→ **Written exercise**:
Copy all lines below containing "JSON".

→ **Dataset extract**:
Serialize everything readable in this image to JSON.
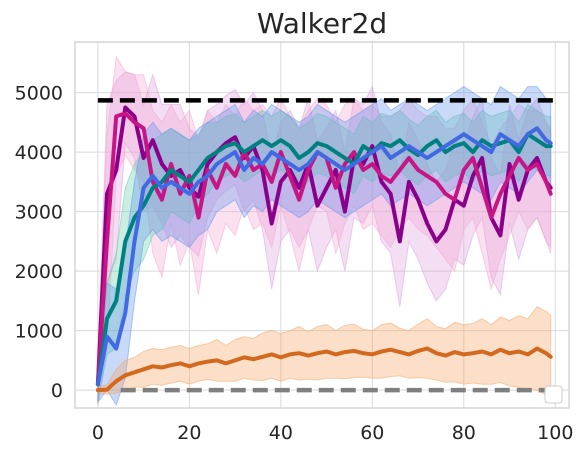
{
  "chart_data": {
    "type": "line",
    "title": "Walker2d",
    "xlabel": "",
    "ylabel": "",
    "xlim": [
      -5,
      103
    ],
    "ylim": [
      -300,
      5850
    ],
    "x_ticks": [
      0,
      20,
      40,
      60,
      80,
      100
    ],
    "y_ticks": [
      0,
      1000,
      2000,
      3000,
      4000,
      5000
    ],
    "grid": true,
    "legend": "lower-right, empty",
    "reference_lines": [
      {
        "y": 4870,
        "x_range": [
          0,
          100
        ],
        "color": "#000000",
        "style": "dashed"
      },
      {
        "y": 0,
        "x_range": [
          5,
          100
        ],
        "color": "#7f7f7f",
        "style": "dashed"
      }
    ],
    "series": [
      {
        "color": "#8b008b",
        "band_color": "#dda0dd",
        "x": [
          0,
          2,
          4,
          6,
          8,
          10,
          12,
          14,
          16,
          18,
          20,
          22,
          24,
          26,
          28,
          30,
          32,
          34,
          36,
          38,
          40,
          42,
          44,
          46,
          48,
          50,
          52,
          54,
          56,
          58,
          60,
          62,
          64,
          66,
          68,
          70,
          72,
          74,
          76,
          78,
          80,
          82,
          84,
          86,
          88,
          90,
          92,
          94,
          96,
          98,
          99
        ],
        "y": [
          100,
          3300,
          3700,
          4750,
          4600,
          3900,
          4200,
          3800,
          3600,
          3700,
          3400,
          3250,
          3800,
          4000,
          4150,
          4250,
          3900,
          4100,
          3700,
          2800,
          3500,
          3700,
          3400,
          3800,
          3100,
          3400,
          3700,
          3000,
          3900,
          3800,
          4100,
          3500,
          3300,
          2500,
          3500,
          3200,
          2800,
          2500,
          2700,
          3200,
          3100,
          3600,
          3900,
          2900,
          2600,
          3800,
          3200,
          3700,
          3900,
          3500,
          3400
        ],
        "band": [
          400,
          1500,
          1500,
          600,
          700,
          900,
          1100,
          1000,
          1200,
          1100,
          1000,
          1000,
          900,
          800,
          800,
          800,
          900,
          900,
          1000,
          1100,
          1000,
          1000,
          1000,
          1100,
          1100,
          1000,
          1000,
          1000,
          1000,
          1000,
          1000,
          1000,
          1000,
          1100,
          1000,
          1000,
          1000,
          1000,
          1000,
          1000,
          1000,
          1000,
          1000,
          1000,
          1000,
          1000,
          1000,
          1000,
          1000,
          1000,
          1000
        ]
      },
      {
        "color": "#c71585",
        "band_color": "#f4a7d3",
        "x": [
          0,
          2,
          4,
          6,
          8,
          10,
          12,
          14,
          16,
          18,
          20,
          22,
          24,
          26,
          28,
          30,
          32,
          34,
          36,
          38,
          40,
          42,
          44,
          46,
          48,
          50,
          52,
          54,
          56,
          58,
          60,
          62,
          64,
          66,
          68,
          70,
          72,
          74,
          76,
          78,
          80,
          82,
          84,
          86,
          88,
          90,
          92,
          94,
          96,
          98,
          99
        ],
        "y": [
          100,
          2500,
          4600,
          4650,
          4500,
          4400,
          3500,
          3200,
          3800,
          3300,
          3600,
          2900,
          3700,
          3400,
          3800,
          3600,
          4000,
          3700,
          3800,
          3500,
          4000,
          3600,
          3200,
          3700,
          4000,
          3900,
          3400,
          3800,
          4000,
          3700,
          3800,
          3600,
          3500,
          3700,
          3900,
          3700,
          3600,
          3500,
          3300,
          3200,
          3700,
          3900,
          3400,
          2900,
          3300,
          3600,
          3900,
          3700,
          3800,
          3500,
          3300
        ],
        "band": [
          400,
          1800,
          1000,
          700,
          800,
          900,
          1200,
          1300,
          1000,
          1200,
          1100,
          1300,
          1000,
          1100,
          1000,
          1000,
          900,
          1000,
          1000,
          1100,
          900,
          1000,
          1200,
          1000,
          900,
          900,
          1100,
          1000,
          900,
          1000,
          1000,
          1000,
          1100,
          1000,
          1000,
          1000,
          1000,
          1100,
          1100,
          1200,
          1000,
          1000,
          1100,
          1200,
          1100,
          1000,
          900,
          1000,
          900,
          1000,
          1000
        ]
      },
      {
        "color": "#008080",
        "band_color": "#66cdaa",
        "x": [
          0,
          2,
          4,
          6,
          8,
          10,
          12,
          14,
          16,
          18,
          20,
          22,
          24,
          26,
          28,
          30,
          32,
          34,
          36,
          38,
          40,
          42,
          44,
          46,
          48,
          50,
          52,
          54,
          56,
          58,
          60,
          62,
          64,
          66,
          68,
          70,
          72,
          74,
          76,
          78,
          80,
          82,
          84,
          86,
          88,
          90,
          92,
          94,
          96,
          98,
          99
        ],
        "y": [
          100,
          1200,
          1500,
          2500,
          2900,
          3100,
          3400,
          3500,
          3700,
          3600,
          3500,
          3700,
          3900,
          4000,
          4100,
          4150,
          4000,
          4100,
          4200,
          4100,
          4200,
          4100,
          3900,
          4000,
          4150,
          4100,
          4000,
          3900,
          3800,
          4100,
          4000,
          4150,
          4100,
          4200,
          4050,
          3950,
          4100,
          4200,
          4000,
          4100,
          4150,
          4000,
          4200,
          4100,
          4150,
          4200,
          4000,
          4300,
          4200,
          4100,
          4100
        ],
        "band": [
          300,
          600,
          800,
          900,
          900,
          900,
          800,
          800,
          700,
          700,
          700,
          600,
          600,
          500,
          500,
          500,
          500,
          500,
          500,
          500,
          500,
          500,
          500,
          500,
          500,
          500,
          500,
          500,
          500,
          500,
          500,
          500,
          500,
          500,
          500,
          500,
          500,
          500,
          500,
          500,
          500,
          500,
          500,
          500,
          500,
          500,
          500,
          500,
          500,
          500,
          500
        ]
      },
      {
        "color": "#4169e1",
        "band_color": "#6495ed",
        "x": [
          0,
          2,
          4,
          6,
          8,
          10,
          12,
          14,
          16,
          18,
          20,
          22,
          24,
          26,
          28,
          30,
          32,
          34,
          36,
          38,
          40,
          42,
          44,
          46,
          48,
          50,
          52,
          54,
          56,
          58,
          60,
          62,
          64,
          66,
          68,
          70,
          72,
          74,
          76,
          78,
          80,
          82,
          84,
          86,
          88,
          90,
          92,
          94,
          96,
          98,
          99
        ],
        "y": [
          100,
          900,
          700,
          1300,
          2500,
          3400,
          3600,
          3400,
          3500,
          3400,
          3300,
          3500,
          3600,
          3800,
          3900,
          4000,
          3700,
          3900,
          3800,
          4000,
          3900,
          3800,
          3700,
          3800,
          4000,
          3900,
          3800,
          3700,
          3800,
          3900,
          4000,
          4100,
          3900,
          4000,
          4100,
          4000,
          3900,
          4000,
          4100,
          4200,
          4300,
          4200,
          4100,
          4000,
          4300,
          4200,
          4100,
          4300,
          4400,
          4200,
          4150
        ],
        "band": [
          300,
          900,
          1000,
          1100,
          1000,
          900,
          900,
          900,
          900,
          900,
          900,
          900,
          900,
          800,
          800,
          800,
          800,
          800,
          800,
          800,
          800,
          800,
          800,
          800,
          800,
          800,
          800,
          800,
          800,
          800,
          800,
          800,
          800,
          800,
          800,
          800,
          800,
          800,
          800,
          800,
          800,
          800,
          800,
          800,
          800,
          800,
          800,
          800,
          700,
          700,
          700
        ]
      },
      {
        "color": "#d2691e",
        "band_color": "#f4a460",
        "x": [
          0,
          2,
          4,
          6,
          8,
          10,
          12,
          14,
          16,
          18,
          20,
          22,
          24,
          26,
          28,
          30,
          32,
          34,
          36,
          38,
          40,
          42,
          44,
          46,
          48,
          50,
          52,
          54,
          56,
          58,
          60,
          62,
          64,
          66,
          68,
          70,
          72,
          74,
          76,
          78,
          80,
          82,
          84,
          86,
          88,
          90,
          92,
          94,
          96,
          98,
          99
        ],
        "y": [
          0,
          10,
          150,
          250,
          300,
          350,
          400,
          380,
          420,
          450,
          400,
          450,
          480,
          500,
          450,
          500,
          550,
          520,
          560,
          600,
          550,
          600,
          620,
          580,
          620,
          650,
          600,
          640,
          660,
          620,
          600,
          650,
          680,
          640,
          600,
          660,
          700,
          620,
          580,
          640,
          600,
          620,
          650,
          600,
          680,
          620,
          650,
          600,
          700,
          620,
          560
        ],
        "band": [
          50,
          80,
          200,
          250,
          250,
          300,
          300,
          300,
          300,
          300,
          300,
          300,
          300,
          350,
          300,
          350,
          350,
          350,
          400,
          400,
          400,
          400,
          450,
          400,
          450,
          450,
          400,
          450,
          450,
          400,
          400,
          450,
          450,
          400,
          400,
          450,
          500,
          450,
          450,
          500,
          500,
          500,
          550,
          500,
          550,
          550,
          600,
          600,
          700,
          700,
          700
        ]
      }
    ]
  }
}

...

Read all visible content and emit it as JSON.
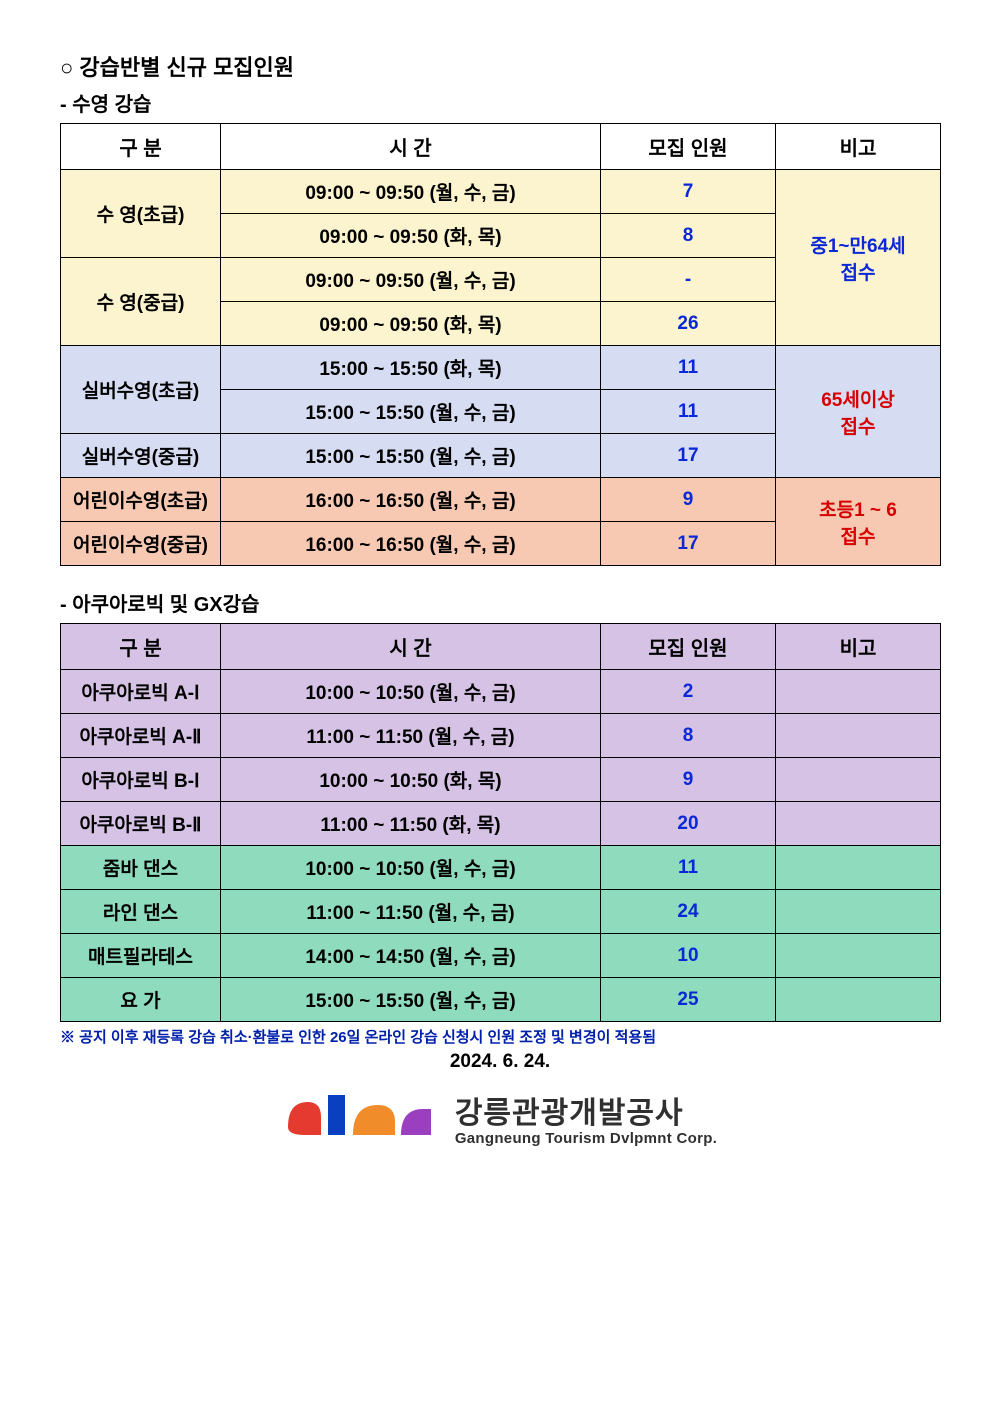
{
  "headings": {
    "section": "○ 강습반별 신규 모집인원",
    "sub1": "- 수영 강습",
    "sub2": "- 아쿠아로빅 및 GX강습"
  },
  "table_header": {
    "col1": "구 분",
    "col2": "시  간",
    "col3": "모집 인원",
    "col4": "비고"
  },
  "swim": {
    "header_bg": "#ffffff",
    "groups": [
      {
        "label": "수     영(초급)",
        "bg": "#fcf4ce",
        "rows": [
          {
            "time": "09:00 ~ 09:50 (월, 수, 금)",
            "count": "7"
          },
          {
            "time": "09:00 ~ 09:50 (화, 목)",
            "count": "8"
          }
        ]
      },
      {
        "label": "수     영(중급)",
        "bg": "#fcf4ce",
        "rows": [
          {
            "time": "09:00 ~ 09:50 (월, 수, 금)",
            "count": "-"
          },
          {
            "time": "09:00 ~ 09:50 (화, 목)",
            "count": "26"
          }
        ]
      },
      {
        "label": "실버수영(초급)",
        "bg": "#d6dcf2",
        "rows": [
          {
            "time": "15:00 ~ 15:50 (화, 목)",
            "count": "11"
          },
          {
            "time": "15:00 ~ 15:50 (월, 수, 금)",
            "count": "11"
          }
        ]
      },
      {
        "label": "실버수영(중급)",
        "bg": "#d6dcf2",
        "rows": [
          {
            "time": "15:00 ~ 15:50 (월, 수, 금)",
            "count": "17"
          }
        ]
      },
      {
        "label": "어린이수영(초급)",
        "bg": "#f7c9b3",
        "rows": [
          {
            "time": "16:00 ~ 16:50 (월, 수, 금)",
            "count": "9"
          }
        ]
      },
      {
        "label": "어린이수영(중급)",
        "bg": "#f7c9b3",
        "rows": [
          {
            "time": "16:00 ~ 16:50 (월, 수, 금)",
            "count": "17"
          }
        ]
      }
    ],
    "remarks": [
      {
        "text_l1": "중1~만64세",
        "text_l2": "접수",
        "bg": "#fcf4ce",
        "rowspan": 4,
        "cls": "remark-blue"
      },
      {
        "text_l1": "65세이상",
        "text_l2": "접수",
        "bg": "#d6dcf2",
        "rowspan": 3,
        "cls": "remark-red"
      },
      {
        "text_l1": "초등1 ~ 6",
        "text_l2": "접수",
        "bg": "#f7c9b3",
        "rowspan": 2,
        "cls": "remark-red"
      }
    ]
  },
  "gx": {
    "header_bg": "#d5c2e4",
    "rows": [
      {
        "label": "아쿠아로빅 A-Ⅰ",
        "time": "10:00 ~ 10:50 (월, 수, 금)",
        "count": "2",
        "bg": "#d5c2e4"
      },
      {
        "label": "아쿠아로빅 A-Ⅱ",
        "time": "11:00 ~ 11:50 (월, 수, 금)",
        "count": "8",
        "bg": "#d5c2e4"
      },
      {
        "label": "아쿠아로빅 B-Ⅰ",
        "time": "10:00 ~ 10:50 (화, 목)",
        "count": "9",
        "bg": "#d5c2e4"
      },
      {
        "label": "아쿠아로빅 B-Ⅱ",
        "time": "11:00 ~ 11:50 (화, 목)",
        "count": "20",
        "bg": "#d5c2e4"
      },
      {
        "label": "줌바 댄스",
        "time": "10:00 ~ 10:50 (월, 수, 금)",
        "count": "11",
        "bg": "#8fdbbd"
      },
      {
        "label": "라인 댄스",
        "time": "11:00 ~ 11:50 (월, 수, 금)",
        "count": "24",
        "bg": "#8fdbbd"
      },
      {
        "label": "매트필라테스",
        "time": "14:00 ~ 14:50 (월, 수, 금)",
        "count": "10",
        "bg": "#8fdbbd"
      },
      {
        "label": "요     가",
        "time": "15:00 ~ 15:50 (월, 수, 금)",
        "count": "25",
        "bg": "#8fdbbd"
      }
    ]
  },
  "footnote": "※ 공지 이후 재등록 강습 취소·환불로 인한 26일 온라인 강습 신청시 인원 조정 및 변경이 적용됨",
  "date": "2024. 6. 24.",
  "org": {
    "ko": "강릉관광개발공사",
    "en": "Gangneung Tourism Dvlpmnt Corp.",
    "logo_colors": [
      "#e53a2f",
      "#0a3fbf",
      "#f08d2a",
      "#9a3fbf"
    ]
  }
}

→ **Task response**:
Serialize everything readable in this image to JSON.
Read all visible content and emit it as JSON.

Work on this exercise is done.